Repeat the records below exactly as they appear.

======== MATERIAL ========

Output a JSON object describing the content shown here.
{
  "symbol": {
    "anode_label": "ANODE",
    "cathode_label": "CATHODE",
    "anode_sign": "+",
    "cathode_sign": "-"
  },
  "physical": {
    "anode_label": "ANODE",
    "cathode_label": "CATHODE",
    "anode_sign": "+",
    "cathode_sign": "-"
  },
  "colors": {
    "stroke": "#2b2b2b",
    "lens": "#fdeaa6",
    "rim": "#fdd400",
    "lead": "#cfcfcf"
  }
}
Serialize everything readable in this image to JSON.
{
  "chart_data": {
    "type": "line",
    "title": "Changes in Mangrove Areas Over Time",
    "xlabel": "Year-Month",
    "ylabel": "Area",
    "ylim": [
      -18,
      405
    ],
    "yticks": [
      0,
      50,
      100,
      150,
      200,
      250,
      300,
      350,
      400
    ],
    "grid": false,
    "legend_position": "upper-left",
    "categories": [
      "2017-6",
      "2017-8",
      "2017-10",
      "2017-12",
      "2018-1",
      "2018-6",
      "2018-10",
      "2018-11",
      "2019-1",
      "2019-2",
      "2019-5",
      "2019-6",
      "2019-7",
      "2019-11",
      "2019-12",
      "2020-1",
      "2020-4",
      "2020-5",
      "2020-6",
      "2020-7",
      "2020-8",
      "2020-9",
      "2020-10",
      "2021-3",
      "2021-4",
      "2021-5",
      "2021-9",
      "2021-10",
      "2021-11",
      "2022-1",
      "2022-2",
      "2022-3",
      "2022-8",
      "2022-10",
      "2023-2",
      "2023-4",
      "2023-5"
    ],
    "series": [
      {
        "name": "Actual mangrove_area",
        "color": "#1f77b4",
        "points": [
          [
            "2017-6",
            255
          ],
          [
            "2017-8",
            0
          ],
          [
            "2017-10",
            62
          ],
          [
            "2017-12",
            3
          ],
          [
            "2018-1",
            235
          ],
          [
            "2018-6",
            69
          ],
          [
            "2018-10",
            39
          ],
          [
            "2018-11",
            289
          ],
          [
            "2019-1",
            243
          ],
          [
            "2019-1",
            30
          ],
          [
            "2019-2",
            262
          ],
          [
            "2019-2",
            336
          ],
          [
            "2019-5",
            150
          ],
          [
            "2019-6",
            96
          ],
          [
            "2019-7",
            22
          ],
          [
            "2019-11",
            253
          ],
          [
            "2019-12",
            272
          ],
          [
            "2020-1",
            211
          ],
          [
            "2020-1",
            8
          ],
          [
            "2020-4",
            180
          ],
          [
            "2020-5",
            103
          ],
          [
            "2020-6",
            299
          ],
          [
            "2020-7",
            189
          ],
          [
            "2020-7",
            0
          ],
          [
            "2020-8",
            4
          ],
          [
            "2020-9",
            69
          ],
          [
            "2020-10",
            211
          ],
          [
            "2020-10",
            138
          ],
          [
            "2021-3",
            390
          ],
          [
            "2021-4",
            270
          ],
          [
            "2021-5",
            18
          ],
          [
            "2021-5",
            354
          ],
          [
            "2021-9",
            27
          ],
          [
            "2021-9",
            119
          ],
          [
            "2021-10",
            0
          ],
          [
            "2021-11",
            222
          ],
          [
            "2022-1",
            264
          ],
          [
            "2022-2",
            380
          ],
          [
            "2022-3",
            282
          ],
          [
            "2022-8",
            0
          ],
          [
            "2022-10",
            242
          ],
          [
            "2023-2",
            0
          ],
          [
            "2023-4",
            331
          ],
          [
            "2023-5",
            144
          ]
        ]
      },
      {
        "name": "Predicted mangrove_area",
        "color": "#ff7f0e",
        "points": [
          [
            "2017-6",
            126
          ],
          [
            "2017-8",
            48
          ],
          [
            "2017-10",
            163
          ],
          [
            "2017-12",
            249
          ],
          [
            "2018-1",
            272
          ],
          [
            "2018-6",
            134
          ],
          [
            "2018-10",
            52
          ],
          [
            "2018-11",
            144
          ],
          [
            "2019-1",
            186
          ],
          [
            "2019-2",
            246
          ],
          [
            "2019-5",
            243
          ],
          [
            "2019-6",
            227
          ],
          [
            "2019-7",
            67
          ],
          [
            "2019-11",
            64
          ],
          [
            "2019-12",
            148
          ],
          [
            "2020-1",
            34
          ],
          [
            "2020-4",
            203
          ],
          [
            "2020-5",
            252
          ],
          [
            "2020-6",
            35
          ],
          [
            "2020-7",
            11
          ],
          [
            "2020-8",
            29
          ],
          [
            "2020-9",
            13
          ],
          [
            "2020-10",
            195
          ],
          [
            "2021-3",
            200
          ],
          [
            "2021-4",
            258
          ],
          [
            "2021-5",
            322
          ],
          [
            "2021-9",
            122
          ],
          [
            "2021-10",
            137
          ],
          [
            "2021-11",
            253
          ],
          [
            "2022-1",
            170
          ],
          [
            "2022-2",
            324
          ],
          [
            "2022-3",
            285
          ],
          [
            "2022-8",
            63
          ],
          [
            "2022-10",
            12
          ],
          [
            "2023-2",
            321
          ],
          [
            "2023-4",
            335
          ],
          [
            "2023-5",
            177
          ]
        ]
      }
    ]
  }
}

========

- FINISHED EXERCISE:
Output a JSON object describing the content shown here.
{
  "symbol": {
    "anode_label": "ANODE",
    "cathode_label": "CATHODE",
    "anode_sign": "+",
    "cathode_sign": "-"
  },
  "physical": {
    "anode_label": "ANODE",
    "cathode_label": "CATHODE",
    "anode_sign": "+",
    "cathode_sign": "-"
  },
  "colors": {
    "stroke": "#2b2b2b",
    "lens": "#fdeaa6",
    "rim": "#fdd400",
    "lead": "#cfcfcf"
  }
}
Serialize everything readable in this image to JSON.
{
  "chart_data": {
    "type": "line",
    "title": "Changes in Mangrove Areas Over Time",
    "xlabel": "Year-Month",
    "ylabel": "Area",
    "ylim": [
      -18,
      405
    ],
    "yticks": [
      0,
      50,
      100,
      150,
      200,
      250,
      300,
      350,
      400
    ],
    "grid": false,
    "legend_position": "upper-left",
    "categories": [
      "2017-6",
      "2017-8",
      "2017-10",
      "2017-12",
      "2018-1",
      "2018-6",
      "2018-10",
      "2018-11",
      "2019-1",
      "2019-2",
      "2019-5",
      "2019-6",
      "2019-7",
      "2019-11",
      "2019-12",
      "2020-1",
      "2020-4",
      "2020-5",
      "2020-6",
      "2020-7",
      "2020-8",
      "2020-9",
      "2020-10",
      "2021-3",
      "2021-4",
      "2021-5",
      "2021-9",
      "2021-10",
      "2021-11",
      "2022-1",
      "2022-2",
      "2022-3",
      "2022-8",
      "2022-10",
      "2023-2",
      "2023-4",
      "2023-5"
    ],
    "series": [
      {
        "name": "Actual mangrove_area",
        "color": "#1f77b4",
        "points": [
          [
            "2017-6",
            255
          ],
          [
            "2017-8",
            0
          ],
          [
            "2017-10",
            62
          ],
          [
            "2017-12",
            3
          ],
          [
            "2018-1",
            235
          ],
          [
            "2018-6",
            69
          ],
          [
            "2018-10",
            39
          ],
          [
            "2018-11",
            289
          ],
          [
            "2019-1",
            243
          ],
          [
            "2019-1",
            30
          ],
          [
            "2019-2",
            262
          ],
          [
            "2019-2",
            336
          ],
          [
            "2019-5",
            150
          ],
          [
            "2019-6",
            96
          ],
          [
            "2019-7",
            22
          ],
          [
            "2019-11",
            253
          ],
          [
            "2019-12",
            272
          ],
          [
            "2020-1",
            211
          ],
          [
            "2020-1",
            8
          ],
          [
            "2020-4",
            180
          ],
          [
            "2020-5",
            103
          ],
          [
            "2020-6",
            299
          ],
          [
            "2020-7",
            189
          ],
          [
            "2020-7",
            0
          ],
          [
            "2020-8",
            4
          ],
          [
            "2020-9",
            69
          ],
          [
            "2020-10",
            211
          ],
          [
            "2020-10",
            138
          ],
          [
            "2021-3",
            390
          ],
          [
            "2021-4",
            270
          ],
          [
            "2021-5",
            18
          ],
          [
            "2021-5",
            354
          ],
          [
            "2021-9",
            27
          ],
          [
            "2021-9",
            119
          ],
          [
            "2021-10",
            0
          ],
          [
            "2021-11",
            222
          ],
          [
            "2022-1",
            264
          ],
          [
            "2022-2",
            380
          ],
          [
            "2022-3",
            282
          ],
          [
            "2022-8",
            0
          ],
          [
            "2022-10",
            242
          ],
          [
            "2023-2",
            0
          ],
          [
            "2023-4",
            331
          ],
          [
            "2023-5",
            144
          ]
        ]
      },
      {
        "name": "Predicted mangrove_area",
        "color": "#ff7f0e",
        "points": [
          [
            "2017-6",
            126
          ],
          [
            "2017-8",
            48
          ],
          [
            "2017-10",
            163
          ],
          [
            "2017-12",
            249
          ],
          [
            "2018-1",
            272
          ],
          [
            "2018-6",
            134
          ],
          [
            "2018-10",
            52
          ],
          [
            "2018-11",
            144
          ],
          [
            "2019-1",
            186
          ],
          [
            "2019-2",
            246
          ],
          [
            "2019-5",
            243
          ],
          [
            "2019-6",
            227
          ],
          [
            "2019-7",
            67
          ],
          [
            "2019-11",
            64
          ],
          [
            "2019-12",
            148
          ],
          [
            "2020-1",
            34
          ],
          [
            "2020-4",
            203
          ],
          [
            "2020-5",
            252
          ],
          [
            "2020-6",
            35
          ],
          [
            "2020-7",
            11
          ],
          [
            "2020-8",
            29
          ],
          [
            "2020-9",
            13
          ],
          [
            "2020-10",
            195
          ],
          [
            "2021-3",
            200
          ],
          [
            "2021-4",
            258
          ],
          [
            "2021-5",
            322
          ],
          [
            "2021-9",
            122
          ],
          [
            "2021-10",
            137
          ],
          [
            "2021-11",
            253
          ],
          [
            "2022-1",
            170
          ],
          [
            "2022-2",
            324
          ],
          [
            "2022-3",
            285
          ],
          [
            "2022-8",
            63
          ],
          [
            "2022-10",
            12
          ],
          [
            "2023-2",
            321
          ],
          [
            "2023-4",
            335
          ],
          [
            "2023-5",
            177
          ]
        ]
      }
    ]
  }
}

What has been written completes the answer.